• [WHAT YOU SHOULD DO]: Identify the lines that include the word "text", then copy all of them.

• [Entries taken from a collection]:
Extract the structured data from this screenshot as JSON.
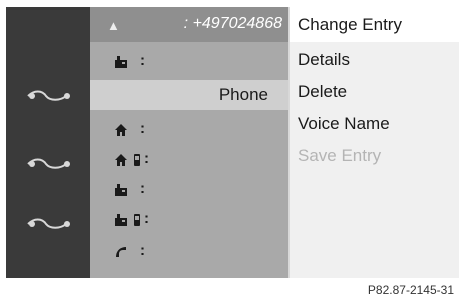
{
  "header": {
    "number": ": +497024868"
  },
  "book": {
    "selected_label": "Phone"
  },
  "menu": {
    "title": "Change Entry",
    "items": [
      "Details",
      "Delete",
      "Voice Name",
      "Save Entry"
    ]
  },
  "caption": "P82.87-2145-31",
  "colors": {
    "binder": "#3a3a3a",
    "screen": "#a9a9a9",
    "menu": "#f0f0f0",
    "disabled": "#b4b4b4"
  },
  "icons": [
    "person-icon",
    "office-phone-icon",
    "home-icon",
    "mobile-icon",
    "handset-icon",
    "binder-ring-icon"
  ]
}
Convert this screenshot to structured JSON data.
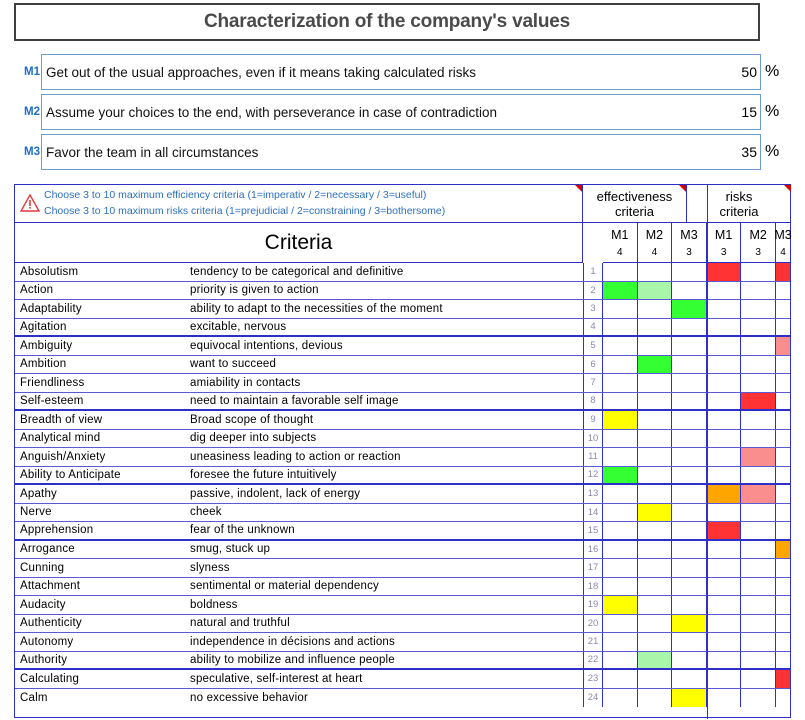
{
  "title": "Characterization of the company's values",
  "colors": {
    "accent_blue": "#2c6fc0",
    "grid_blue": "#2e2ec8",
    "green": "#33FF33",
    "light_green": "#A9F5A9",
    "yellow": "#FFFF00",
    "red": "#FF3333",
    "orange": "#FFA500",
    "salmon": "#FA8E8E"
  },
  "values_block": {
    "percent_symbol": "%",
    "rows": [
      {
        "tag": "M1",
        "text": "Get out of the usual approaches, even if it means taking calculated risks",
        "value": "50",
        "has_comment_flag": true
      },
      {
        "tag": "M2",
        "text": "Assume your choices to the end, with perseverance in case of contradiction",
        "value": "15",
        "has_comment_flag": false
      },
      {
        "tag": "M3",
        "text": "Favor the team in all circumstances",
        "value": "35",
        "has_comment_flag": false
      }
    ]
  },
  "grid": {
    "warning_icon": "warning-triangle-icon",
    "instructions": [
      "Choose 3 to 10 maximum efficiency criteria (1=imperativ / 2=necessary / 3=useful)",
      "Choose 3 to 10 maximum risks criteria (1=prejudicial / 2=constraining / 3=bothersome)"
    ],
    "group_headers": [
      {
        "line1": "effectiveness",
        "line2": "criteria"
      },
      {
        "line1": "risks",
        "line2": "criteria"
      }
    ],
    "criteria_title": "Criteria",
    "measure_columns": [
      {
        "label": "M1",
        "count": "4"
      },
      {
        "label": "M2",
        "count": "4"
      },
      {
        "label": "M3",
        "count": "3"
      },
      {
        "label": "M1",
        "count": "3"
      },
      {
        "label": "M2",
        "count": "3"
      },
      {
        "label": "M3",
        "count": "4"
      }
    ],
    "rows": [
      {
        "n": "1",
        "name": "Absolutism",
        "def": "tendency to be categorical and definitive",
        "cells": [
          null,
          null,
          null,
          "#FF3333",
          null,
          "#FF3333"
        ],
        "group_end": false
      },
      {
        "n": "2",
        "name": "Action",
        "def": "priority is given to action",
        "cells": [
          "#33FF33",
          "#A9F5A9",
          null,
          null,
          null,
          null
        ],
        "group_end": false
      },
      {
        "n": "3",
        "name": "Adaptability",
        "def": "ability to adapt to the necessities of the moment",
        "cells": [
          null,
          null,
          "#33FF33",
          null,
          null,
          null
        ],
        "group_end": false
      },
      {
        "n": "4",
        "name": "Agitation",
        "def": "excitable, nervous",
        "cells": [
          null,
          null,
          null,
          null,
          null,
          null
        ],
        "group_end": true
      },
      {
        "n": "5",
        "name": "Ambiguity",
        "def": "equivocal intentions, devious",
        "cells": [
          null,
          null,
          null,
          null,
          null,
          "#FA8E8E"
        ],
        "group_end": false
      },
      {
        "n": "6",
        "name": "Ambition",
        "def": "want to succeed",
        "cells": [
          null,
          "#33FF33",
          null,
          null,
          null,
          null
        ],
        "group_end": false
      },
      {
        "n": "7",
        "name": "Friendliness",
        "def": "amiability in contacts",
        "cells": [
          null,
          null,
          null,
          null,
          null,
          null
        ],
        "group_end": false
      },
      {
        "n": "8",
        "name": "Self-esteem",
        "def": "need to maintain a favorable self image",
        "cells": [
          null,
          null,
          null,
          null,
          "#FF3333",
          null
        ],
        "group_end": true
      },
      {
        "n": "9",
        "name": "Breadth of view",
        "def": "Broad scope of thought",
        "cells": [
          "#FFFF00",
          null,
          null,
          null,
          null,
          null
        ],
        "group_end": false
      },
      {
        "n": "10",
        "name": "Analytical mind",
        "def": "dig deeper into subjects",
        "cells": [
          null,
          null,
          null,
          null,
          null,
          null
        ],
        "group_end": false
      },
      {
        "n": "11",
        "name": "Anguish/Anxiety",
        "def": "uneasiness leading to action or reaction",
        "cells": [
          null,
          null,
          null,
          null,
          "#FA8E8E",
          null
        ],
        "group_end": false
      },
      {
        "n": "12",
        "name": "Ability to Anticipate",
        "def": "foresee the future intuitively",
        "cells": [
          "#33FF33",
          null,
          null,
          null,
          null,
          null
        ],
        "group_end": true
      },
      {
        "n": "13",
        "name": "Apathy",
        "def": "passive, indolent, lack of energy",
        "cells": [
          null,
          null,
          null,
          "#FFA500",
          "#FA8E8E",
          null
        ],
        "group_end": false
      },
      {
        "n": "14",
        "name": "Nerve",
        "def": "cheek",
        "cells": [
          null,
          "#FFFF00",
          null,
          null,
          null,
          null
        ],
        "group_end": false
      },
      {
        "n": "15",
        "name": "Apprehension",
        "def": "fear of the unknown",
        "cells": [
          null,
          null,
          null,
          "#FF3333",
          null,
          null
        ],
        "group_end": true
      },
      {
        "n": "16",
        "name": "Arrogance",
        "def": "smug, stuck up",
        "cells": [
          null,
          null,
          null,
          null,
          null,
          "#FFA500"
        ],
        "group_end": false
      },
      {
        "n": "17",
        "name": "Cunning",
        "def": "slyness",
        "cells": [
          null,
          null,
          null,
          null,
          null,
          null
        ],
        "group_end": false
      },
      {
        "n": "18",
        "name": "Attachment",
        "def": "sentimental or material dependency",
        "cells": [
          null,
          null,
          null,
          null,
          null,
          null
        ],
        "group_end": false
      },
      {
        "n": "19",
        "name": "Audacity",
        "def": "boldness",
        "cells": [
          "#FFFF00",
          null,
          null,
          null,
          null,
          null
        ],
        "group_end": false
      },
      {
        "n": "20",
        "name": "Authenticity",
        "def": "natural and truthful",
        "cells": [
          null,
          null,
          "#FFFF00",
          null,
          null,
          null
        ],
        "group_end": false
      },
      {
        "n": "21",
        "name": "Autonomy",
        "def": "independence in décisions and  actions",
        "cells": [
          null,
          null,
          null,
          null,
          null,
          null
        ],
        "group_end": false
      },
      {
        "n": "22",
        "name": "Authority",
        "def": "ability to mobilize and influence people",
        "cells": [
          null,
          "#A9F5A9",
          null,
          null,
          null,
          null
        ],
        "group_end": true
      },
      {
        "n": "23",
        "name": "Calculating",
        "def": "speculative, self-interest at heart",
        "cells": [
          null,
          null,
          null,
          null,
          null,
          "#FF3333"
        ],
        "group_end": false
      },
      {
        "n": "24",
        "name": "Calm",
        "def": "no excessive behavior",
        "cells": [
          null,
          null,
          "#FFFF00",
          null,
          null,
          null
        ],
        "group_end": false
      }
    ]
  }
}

• [TASK RESULT]:
        "text": "Get out of the usual approaches, even if it means taking calculated risks",
        "text": "Assume your choices to the end, with perseverance in case of contradiction",
        "text": "Favor the team in all circumstances",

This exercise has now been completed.